*Pasaje proporcionado*
◇ ◇ ◇ ◇ ◇ ◇ ◇

El judaísmo fariseo trataba sobre todo de conseguir la justicia mediante el exacto cumplimiento literal de las numerosas prescripciones particulares de la «ley». En lo cual había mucho de exteriorización, autojustificación e hipocresía, que Jesús repetidas veces censuró con dureza (Mt 23,13ss).

 

El judaísmo fariseo también tenía fuerza interna. La mejor prueba de ello es el hecho de que pudiera ligar tan fuertemente a su causa a un espíritu tan noble como Pablo (§ 8). Por lo demás, era un ideal peligroso, por el que el judaísmo finalmente se sacrificaría dándose muerte a sí mismo, mas no por eso dejaba de ser un ideal. Era la orgullosa conciencia de poseer, en toda su singularidad y exclusividad, el verdadero judaísmo, renacido de la heroica lucha de los macabeos; era el vigoroso intento de mantenerse alejados de todo lo «impuro».

◇ ◇ ◇ ◇ ◇ ◇ ◇

*Datos registrados*
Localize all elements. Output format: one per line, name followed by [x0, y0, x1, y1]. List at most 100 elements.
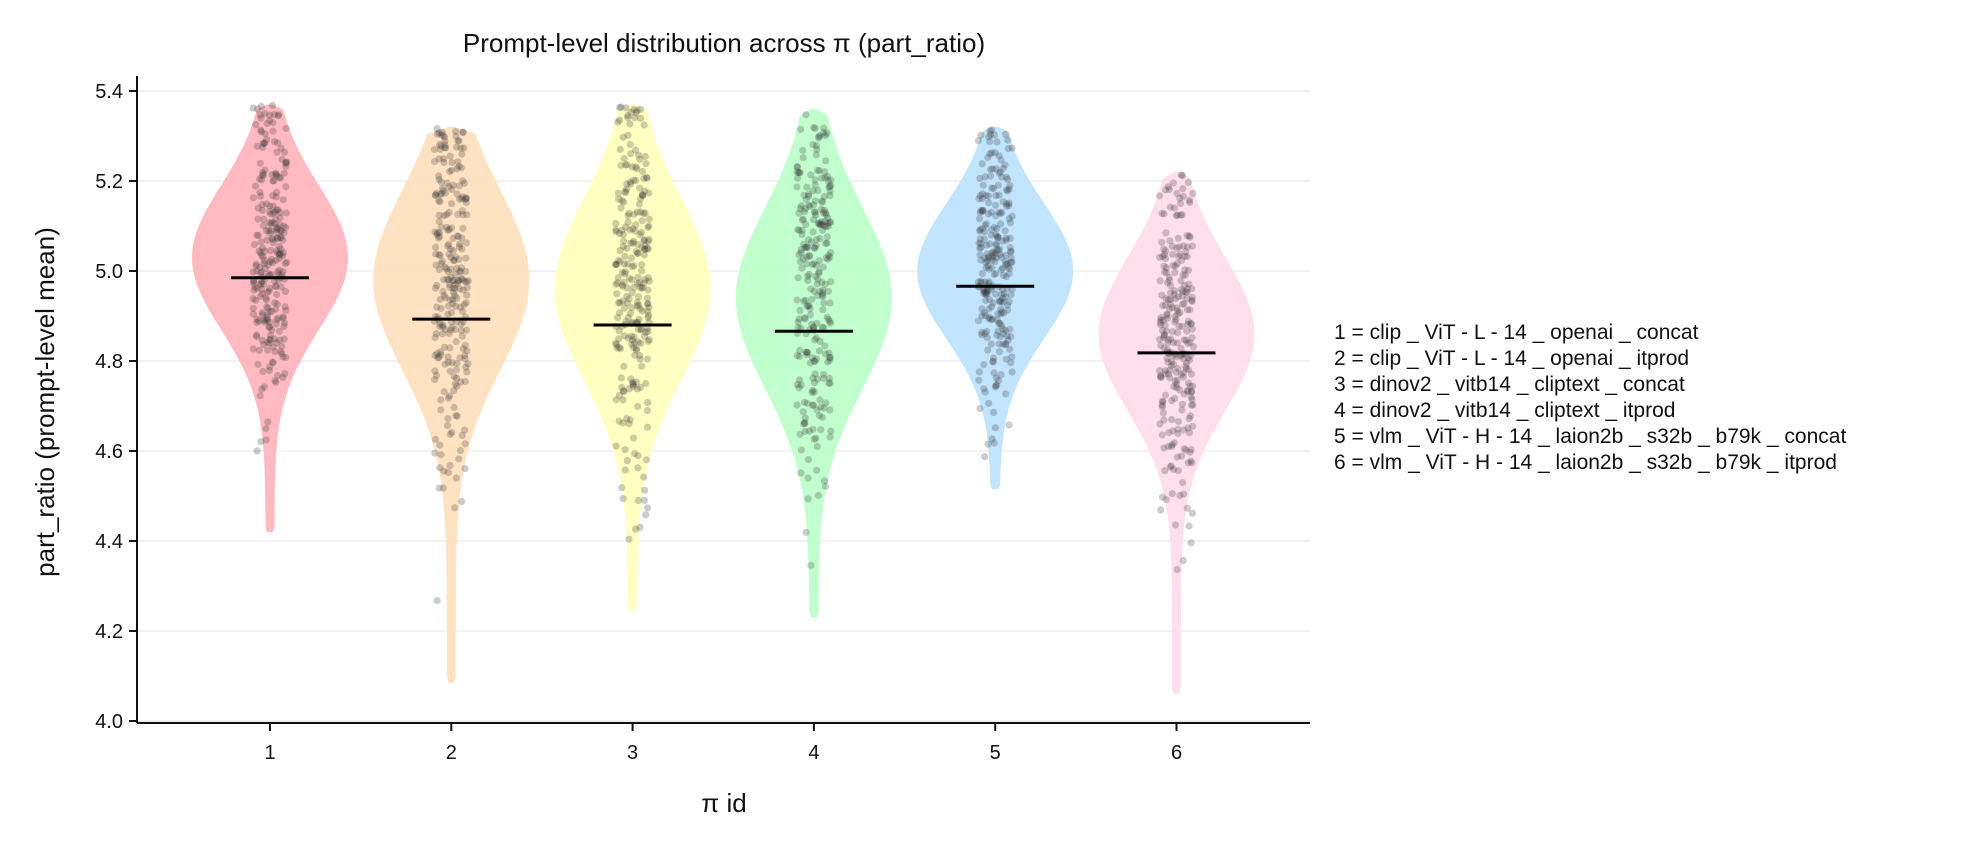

◇ ◇ ◇ ◇ ◇ ◇ ◇

*Qué debes hacer*
**a)** Indica si cada una de estas afirmaciones concuerda con el texto sobre el judaísmo fariseo, respondiendo sí o no y citando literalmente las palabras del texto que lo deciden: (i) Jesús censuró con dureza la hipocresía del judaísmo fariseo; (ii) el judaísmo fariseo carecía de fuerza interna; (iii) el ideal fariseo estaba libre de peligro.
**b)** Continúa el texto sobre el judaísmo fariseo a partir de su última oración, manteniendo el mismo tono y estilo.

*Resultados por tarea*
**a)**
(i) Sí: «que Jesús repetidas veces censuró con dureza».
(ii) No: «El judaísmo fariseo también tenía fuerza interna».
(iii) No: «era un ideal peligroso».

**b)**
Los judíos odiaban a los romanos, demoledores de su independencia política. La mayor gloria del pueblo judío consistía en no reconocer otro rey que el Yahvé de los cielos. Los judíos, a su vez, gozaban de pocas simpatías entre los romanos y los griegos. No obstante, la religión monoteísta y la moral interiorizada de los profetas y de algunos salmos y escritos didácticos poseían tal fuerza de atracción, que un considerable número de paganos se convirtieron en prosélitos (es decir, advenedizos) del judaísmo. Muchos se convertían del todo y se sometían a la circuncisión y a todo el ceremonial de la ley; otros buscaban una relación más estrecha con el judaísmo por la sola y exclusiva razón de aceptar la fe en el Dios único; éstos eran los «temerosos de Dios», que conocemos por el Nuevo Testamento (por ejemplo, Hch 2,5; 13,43; 17,17). Los prosélitos y «temerosos de Dios» son una prueba de la inquietud religiosa dentro del paganismo de entonces.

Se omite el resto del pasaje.